What is the number of lines that include the word "Photo"? Provide only that figure.

DATA LINES

- - - -

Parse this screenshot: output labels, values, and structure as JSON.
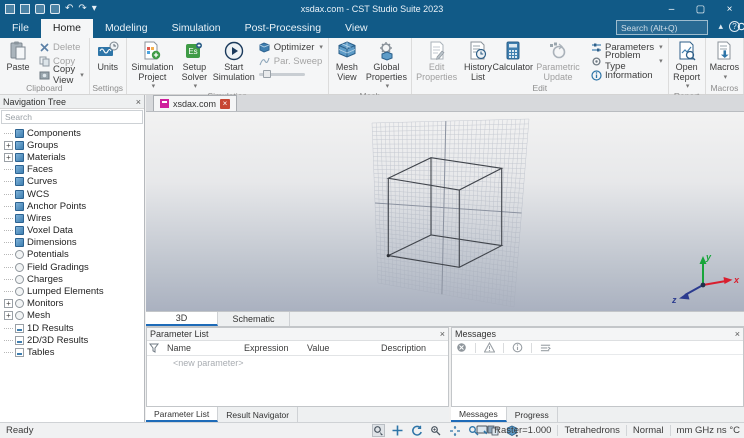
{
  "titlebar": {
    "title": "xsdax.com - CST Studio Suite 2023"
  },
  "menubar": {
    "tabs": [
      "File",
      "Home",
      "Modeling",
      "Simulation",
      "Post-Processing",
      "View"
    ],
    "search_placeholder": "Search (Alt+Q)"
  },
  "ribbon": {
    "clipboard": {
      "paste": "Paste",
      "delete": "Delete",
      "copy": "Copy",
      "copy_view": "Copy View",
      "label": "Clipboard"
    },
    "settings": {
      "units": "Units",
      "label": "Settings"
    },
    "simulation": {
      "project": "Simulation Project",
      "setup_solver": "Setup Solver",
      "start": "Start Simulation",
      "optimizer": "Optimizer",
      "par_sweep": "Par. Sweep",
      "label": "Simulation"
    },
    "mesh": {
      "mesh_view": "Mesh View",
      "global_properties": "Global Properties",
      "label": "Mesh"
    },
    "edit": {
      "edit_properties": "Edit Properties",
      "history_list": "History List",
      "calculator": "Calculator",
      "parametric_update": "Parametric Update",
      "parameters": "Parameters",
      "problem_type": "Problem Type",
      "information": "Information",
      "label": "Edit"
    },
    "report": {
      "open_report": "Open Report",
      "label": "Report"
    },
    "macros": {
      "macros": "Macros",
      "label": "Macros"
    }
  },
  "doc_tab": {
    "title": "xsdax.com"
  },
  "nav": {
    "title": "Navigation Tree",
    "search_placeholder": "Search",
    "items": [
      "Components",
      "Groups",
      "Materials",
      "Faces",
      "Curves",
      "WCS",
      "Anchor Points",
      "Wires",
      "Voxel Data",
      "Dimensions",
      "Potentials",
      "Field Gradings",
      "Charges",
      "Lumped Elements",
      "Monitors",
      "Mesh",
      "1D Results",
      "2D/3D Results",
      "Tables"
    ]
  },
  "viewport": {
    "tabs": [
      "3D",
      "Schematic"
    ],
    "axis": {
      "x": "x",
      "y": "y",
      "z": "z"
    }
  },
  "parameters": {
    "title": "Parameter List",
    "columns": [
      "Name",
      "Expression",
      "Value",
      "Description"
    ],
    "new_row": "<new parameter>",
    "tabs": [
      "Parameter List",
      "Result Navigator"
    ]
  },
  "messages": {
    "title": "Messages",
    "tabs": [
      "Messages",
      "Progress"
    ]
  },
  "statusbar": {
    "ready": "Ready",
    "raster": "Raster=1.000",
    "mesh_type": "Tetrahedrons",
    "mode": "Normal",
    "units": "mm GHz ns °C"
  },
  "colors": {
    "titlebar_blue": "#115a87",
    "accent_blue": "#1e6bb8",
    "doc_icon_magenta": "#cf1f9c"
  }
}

- - - -

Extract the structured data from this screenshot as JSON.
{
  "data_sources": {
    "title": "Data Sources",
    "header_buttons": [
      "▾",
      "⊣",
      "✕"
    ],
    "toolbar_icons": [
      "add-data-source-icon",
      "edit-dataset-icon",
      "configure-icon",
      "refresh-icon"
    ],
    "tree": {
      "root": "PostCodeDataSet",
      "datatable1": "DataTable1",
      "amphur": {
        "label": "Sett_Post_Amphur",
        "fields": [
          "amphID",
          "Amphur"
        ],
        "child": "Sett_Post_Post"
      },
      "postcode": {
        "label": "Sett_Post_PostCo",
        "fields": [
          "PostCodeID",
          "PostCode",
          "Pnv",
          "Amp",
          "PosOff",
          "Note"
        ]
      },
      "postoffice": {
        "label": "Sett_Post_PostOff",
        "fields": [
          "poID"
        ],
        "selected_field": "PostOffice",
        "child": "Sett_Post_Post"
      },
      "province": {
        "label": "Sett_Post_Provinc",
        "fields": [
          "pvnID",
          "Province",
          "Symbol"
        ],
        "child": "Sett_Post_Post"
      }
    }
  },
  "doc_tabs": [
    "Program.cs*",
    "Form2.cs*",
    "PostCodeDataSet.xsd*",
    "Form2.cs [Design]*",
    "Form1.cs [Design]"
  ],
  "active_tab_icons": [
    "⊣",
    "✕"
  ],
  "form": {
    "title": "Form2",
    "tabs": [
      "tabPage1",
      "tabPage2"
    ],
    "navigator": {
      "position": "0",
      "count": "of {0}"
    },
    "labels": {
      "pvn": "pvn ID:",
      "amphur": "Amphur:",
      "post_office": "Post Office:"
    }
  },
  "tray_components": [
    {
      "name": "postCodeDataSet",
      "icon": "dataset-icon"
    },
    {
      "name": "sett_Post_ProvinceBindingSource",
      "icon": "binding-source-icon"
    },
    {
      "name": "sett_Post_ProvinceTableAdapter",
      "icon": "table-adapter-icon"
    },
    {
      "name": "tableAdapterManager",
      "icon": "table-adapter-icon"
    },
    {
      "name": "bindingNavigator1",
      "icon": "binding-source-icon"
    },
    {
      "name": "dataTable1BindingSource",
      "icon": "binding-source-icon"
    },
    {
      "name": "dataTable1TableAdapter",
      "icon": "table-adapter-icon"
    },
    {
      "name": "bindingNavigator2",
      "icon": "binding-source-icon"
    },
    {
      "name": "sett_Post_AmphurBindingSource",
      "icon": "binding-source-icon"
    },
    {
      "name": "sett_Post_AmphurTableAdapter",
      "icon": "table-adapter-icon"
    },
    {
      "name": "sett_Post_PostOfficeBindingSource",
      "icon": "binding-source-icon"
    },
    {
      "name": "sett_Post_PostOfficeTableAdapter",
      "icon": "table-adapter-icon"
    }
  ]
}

- - - -

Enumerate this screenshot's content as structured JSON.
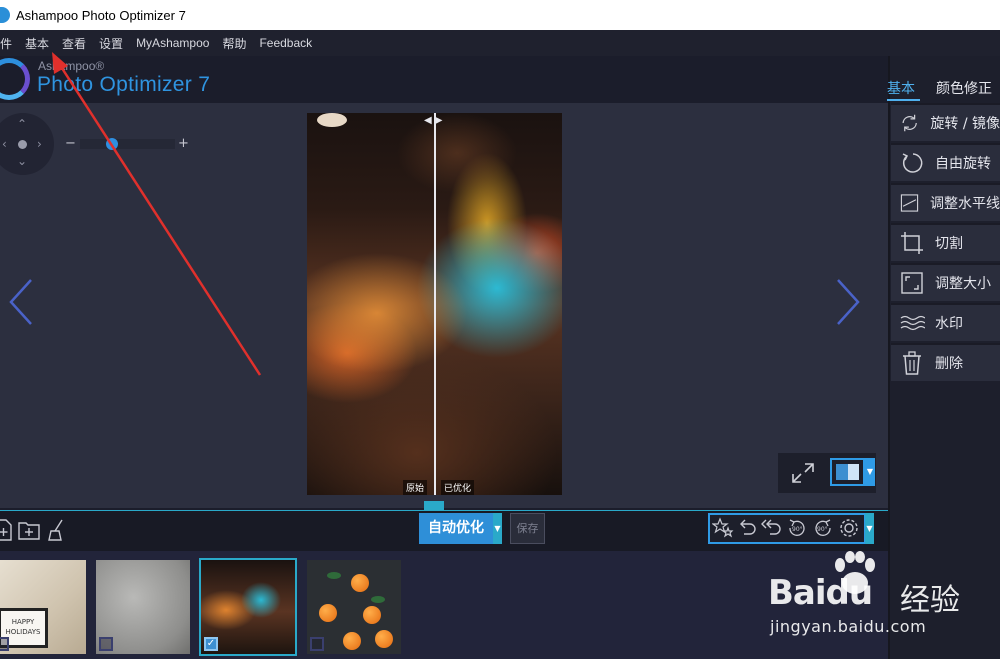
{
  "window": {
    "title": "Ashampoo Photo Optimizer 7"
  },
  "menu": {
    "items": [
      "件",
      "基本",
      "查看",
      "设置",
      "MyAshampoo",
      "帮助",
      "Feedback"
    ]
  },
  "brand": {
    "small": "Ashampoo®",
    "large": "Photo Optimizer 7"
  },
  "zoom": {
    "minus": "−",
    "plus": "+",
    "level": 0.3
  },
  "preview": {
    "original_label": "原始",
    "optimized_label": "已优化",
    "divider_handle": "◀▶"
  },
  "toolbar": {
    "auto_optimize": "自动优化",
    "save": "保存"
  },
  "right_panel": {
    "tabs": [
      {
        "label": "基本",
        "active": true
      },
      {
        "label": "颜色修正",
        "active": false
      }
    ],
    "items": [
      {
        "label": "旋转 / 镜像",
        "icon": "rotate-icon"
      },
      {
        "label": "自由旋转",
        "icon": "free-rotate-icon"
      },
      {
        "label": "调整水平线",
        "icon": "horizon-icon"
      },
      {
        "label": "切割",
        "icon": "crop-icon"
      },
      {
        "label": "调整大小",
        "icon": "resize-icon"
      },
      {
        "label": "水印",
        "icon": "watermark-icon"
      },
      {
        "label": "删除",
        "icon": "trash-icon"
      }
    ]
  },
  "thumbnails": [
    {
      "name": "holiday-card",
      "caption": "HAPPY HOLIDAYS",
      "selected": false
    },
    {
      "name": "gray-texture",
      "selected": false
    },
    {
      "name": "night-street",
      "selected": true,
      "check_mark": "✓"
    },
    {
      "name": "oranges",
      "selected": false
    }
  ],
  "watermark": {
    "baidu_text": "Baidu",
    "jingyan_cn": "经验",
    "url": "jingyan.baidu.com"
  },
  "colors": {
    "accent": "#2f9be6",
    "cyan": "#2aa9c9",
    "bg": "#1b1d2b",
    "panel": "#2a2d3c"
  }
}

- - - -

EXERCISE RESPONSE
2